• What you need to do: Every entry below must appear again, exactly as written.

____________________

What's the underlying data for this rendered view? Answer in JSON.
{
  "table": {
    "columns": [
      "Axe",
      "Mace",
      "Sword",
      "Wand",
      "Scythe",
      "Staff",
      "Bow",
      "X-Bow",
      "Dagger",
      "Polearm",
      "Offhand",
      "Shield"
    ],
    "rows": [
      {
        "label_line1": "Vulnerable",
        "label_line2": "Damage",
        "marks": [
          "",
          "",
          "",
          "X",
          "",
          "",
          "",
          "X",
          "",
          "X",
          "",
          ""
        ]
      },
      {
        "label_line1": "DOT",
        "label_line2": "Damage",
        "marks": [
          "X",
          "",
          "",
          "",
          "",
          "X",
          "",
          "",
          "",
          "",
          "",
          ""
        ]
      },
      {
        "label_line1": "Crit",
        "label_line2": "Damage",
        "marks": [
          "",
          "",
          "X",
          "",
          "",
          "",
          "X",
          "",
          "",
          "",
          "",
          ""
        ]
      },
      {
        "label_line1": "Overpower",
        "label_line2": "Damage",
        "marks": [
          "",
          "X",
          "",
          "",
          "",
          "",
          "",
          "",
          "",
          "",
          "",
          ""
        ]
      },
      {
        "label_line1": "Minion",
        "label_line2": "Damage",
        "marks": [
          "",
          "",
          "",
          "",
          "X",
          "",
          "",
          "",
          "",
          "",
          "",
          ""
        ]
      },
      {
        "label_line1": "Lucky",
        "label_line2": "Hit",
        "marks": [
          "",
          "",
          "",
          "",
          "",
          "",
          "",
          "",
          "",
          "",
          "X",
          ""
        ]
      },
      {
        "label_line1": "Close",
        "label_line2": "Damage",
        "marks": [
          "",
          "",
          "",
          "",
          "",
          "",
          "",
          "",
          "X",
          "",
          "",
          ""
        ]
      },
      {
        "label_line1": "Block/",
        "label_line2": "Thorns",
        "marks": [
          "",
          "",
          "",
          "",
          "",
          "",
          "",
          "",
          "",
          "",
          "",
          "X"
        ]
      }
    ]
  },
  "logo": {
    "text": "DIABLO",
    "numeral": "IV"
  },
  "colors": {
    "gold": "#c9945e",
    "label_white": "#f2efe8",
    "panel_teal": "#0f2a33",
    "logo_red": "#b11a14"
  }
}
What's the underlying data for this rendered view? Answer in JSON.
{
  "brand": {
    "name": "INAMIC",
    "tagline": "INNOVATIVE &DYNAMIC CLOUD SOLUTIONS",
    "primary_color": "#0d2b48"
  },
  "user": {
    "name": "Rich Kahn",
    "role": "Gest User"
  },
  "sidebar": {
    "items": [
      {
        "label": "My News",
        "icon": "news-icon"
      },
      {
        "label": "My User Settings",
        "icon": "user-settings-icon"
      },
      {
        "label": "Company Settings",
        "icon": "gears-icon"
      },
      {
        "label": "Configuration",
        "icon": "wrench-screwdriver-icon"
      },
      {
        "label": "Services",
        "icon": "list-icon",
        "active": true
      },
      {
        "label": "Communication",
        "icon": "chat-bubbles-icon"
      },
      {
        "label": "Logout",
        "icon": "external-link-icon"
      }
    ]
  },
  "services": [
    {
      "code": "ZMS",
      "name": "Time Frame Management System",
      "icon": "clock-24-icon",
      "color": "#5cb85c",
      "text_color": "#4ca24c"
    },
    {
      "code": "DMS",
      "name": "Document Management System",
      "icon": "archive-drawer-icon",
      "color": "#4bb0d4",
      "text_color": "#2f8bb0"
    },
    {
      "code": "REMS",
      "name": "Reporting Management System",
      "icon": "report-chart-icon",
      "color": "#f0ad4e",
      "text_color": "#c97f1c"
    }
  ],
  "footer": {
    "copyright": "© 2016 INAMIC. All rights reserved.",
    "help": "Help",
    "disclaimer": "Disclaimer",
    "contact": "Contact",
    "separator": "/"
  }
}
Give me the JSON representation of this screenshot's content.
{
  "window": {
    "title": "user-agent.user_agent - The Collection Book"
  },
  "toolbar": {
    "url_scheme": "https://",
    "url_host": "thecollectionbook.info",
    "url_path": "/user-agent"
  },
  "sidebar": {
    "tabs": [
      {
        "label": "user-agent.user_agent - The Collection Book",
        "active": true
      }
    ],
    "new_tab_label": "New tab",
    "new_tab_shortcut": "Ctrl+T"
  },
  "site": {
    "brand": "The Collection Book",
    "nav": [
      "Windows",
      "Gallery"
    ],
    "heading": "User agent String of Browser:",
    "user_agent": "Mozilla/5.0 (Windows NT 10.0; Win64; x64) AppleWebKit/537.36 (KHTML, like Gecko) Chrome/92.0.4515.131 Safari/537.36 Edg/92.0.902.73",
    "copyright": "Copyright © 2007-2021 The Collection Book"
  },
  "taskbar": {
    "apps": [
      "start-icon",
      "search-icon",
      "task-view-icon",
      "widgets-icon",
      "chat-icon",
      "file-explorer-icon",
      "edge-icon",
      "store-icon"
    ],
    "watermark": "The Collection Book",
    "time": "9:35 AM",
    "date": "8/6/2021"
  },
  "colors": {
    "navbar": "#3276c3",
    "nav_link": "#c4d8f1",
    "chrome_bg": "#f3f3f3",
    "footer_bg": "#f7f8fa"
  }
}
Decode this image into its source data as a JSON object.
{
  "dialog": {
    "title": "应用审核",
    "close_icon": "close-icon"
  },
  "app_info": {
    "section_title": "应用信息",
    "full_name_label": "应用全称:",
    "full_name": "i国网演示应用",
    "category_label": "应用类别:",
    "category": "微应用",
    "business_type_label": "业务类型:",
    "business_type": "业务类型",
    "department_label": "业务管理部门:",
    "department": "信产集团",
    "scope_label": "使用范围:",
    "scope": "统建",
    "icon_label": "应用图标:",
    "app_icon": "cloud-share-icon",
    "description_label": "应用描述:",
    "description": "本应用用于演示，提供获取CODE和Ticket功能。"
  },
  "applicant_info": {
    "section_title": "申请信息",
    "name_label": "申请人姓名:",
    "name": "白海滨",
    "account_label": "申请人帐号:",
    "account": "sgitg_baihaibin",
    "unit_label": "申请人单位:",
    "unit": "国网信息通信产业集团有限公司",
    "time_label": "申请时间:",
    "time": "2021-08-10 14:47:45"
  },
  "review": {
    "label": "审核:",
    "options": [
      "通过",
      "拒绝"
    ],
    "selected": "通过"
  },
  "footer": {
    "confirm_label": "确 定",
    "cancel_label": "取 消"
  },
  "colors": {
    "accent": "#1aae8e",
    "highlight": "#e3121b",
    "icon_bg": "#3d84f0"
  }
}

____________________

• Exercise answer:
What's the underlying data for this rendered view? Answer in JSON.
{
  "table": {
    "columns": [
      "Axe",
      "Mace",
      "Sword",
      "Wand",
      "Scythe",
      "Staff",
      "Bow",
      "X-Bow",
      "Dagger",
      "Polearm",
      "Offhand",
      "Shield"
    ],
    "rows": [
      {
        "label_line1": "Vulnerable",
        "label_line2": "Damage",
        "marks": [
          "",
          "",
          "",
          "X",
          "",
          "",
          "",
          "X",
          "",
          "X",
          "",
          ""
        ]
      },
      {
        "label_line1": "DOT",
        "label_line2": "Damage",
        "marks": [
          "X",
          "",
          "",
          "",
          "",
          "X",
          "",
          "",
          "",
          "",
          "",
          ""
        ]
      },
      {
        "label_line1": "Crit",
        "label_line2": "Damage",
        "marks": [
          "",
          "",
          "X",
          "",
          "",
          "",
          "X",
          "",
          "",
          "",
          "",
          ""
        ]
      },
      {
        "label_line1": "Overpower",
        "label_line2": "Damage",
        "marks": [
          "",
          "X",
          "",
          "",
          "",
          "",
          "",
          "",
          "",
          "",
          "",
          ""
        ]
      },
      {
        "label_line1": "Minion",
        "label_line2": "Damage",
        "marks": [
          "",
          "",
          "",
          "",
          "X",
          "",
          "",
          "",
          "",
          "",
          "",
          ""
        ]
      },
      {
        "label_line1": "Lucky",
        "label_line2": "Hit",
        "marks": [
          "",
          "",
          "",
          "",
          "",
          "",
          "",
          "",
          "",
          "",
          "X",
          ""
        ]
      },
      {
        "label_line1": "Close",
        "label_line2": "Damage",
        "marks": [
          "",
          "",
          "",
          "",
          "",
          "",
          "",
          "",
          "X",
          "",
          "",
          ""
        ]
      },
      {
        "label_line1": "Block/",
        "label_line2": "Thorns",
        "marks": [
          "",
          "",
          "",
          "",
          "",
          "",
          "",
          "",
          "",
          "",
          "",
          "X"
        ]
      }
    ]
  },
  "logo": {
    "text": "DIABLO",
    "numeral": "IV"
  },
  "colors": {
    "gold": "#c9945e",
    "label_white": "#f2efe8",
    "panel_teal": "#0f2a33",
    "logo_red": "#b11a14"
  }
}
What's the underlying data for this rendered view? Answer in JSON.
{
  "brand": {
    "name": "INAMIC",
    "tagline": "INNOVATIVE &DYNAMIC CLOUD SOLUTIONS",
    "primary_color": "#0d2b48"
  },
  "user": {
    "name": "Rich Kahn",
    "role": "Gest User"
  },
  "sidebar": {
    "items": [
      {
        "label": "My News",
        "icon": "news-icon"
      },
      {
        "label": "My User Settings",
        "icon": "user-settings-icon"
      },
      {
        "label": "Company Settings",
        "icon": "gears-icon"
      },
      {
        "label": "Configuration",
        "icon": "wrench-screwdriver-icon"
      },
      {
        "label": "Services",
        "icon": "list-icon",
        "active": true
      },
      {
        "label": "Communication",
        "icon": "chat-bubbles-icon"
      },
      {
        "label": "Logout",
        "icon": "external-link-icon"
      }
    ]
  },
  "services": [
    {
      "code": "ZMS",
      "name": "Time Frame Management System",
      "icon": "clock-24-icon",
      "color": "#5cb85c",
      "text_color": "#4ca24c"
    },
    {
      "code": "DMS",
      "name": "Document Management System",
      "icon": "archive-drawer-icon",
      "color": "#4bb0d4",
      "text_color": "#2f8bb0"
    },
    {
      "code": "REMS",
      "name": "Reporting Management System",
      "icon": "report-chart-icon",
      "color": "#f0ad4e",
      "text_color": "#c97f1c"
    }
  ],
  "footer": {
    "copyright": "© 2016 INAMIC. All rights reserved.",
    "help": "Help",
    "disclaimer": "Disclaimer",
    "contact": "Contact",
    "separator": "/"
  }
}
Give me the JSON representation of this screenshot's content.
{
  "window": {
    "title": "user-agent.user_agent - The Collection Book"
  },
  "toolbar": {
    "url_scheme": "https://",
    "url_host": "thecollectionbook.info",
    "url_path": "/user-agent"
  },
  "sidebar": {
    "tabs": [
      {
        "label": "user-agent.user_agent - The Collection Book",
        "active": true
      }
    ],
    "new_tab_label": "New tab",
    "new_tab_shortcut": "Ctrl+T"
  },
  "site": {
    "brand": "The Collection Book",
    "nav": [
      "Windows",
      "Gallery"
    ],
    "heading": "User agent String of Browser:",
    "user_agent": "Mozilla/5.0 (Windows NT 10.0; Win64; x64) AppleWebKit/537.36 (KHTML, like Gecko) Chrome/92.0.4515.131 Safari/537.36 Edg/92.0.902.73",
    "copyright": "Copyright © 2007-2021 The Collection Book"
  },
  "taskbar": {
    "apps": [
      "start-icon",
      "search-icon",
      "task-view-icon",
      "widgets-icon",
      "chat-icon",
      "file-explorer-icon",
      "edge-icon",
      "store-icon"
    ],
    "watermark": "The Collection Book",
    "time": "9:35 AM",
    "date": "8/6/2021"
  },
  "colors": {
    "navbar": "#3276c3",
    "nav_link": "#c4d8f1",
    "chrome_bg": "#f3f3f3",
    "footer_bg": "#f7f8fa"
  }
}
Decode this image into its source data as a JSON object.
{
  "dialog": {
    "title": "应用审核",
    "close_icon": "close-icon"
  },
  "app_info": {
    "section_title": "应用信息",
    "full_name_label": "应用全称:",
    "full_name": "i国网演示应用",
    "category_label": "应用类别:",
    "category": "微应用",
    "business_type_label": "业务类型:",
    "business_type": "业务类型",
    "department_label": "业务管理部门:",
    "department": "信产集团",
    "scope_label": "使用范围:",
    "scope": "统建",
    "icon_label": "应用图标:",
    "app_icon": "cloud-share-icon",
    "description_label": "应用描述:",
    "description": "本应用用于演示，提供获取CODE和Ticket功能。"
  },
  "applicant_info": {
    "section_title": "申请信息",
    "name_label": "申请人姓名:",
    "name": "白海滨",
    "account_label": "申请人帐号:",
    "account": "sgitg_baihaibin",
    "unit_label": "申请人单位:",
    "unit": "国网信息通信产业集团有限公司",
    "time_label": "申请时间:",
    "time": "2021-08-10 14:47:45"
  },
  "review": {
    "label": "审核:",
    "options": [
      "通过",
      "拒绝"
    ],
    "selected": "通过"
  },
  "footer": {
    "confirm_label": "确 定",
    "cancel_label": "取 消"
  },
  "colors": {
    "accent": "#1aae8e",
    "highlight": "#e3121b",
    "icon_bg": "#3d84f0"
  }
}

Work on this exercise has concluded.